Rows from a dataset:
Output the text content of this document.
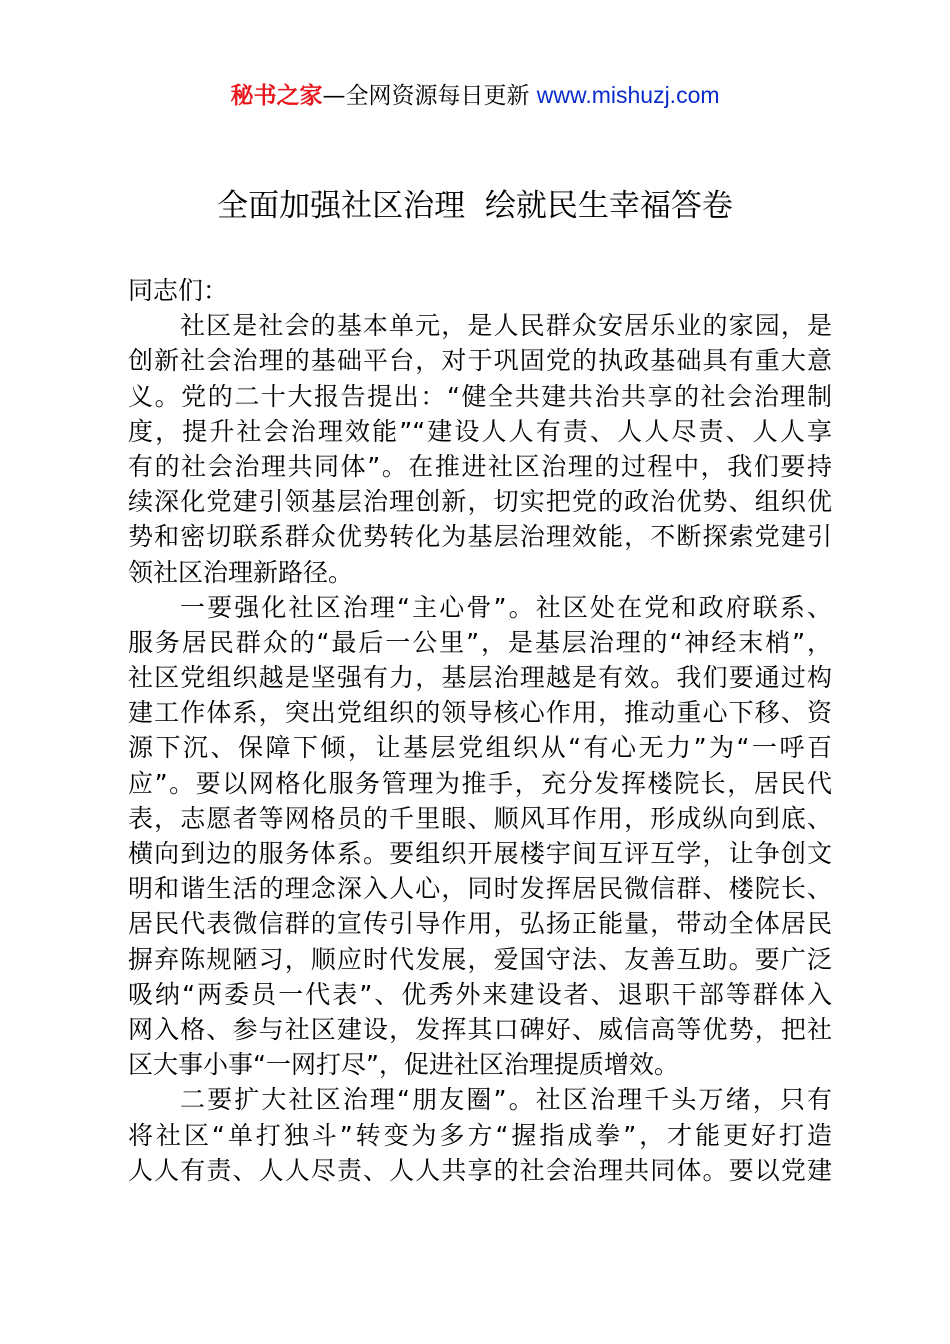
秘书之家—全网资源每日更新 www.mishuzj.com
全面加强社区治理  绘就民生幸福答卷
同志们：
社区是社会的基本单元，是人民群众安居乐业的家园，是
创新社会治理的基础平台，对于巩固党的执政基础具有重大意
义。党的二十大报告提出：“健全共建共治共享的社会治理制
度，提升社会治理效能”“建设人人有责、人人尽责、人人享
有的社会治理共同体”。在推进社区治理的过程中，我们要持
续深化党建引领基层治理创新，切实把党的政治优势、组织优
势和密切联系群众优势转化为基层治理效能，不断探索党建引
领社区治理新路径。
一要强化社区治理“主心骨”。社区处在党和政府联系、
服务居民群众的“最后一公里”，是基层治理的“神经末梢”，
社区党组织越是坚强有力，基层治理越是有效。我们要通过构
建工作体系，突出党组织的领导核心作用，推动重心下移、资
源下沉、保障下倾，让基层党组织从“有心无力”为“一呼百
应”。要以网格化服务管理为推手，充分发挥楼院长，居民代
表，志愿者等网格员的千里眼、顺风耳作用，形成纵向到底、
横向到边的服务体系。要组织开展楼宇间互评互学，让争创文
明和谐生活的理念深入人心，同时发挥居民微信群、楼院长、
居民代表微信群的宣传引导作用，弘扬正能量，带动全体居民
摒弃陈规陋习，顺应时代发展，爱国守法、友善互助。要广泛
吸纳“两委员一代表”、优秀外来建设者、退职干部等群体入
网入格、参与社区建设，发挥其口碑好、威信高等优势，把社
区大事小事“一网打尽”，促进社区治理提质增效。
二要扩大社区治理“朋友圈”。社区治理千头万绪，只有
将社区“单打独斗”转变为多方“握指成拳”，才能更好打造
人人有责、人人尽责、人人共享的社会治理共同体。要以党建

**TASK GOAL**
Copy the data character for character, but drop all pictures from the copy.

**SOLUTION TO THE EXERCISE**
Output the text content of this document.
秘书之家—全网资源每日更新 www.mishuzj.com
全面加强社区治理  绘就民生幸福答卷
同志们：
社区是社会的基本单元，是人民群众安居乐业的家园，是
创新社会治理的基础平台，对于巩固党的执政基础具有重大意
义。党的二十大报告提出：“健全共建共治共享的社会治理制
度，提升社会治理效能”“建设人人有责、人人尽责、人人享
有的社会治理共同体”。在推进社区治理的过程中，我们要持
续深化党建引领基层治理创新，切实把党的政治优势、组织优
势和密切联系群众优势转化为基层治理效能，不断探索党建引
领社区治理新路径。
一要强化社区治理“主心骨”。社区处在党和政府联系、
服务居民群众的“最后一公里”，是基层治理的“神经末梢”，
社区党组织越是坚强有力，基层治理越是有效。我们要通过构
建工作体系，突出党组织的领导核心作用，推动重心下移、资
源下沉、保障下倾，让基层党组织从“有心无力”为“一呼百
应”。要以网格化服务管理为推手，充分发挥楼院长，居民代
表，志愿者等网格员的千里眼、顺风耳作用，形成纵向到底、
横向到边的服务体系。要组织开展楼宇间互评互学，让争创文
明和谐生活的理念深入人心，同时发挥居民微信群、楼院长、
居民代表微信群的宣传引导作用，弘扬正能量，带动全体居民
摒弃陈规陋习，顺应时代发展，爱国守法、友善互助。要广泛
吸纳“两委员一代表”、优秀外来建设者、退职干部等群体入
网入格、参与社区建设，发挥其口碑好、威信高等优势，把社
区大事小事“一网打尽”，促进社区治理提质增效。
二要扩大社区治理“朋友圈”。社区治理千头万绪，只有
将社区“单打独斗”转变为多方“握指成拳”，才能更好打造
人人有责、人人尽责、人人共享的社会治理共同体。要以党建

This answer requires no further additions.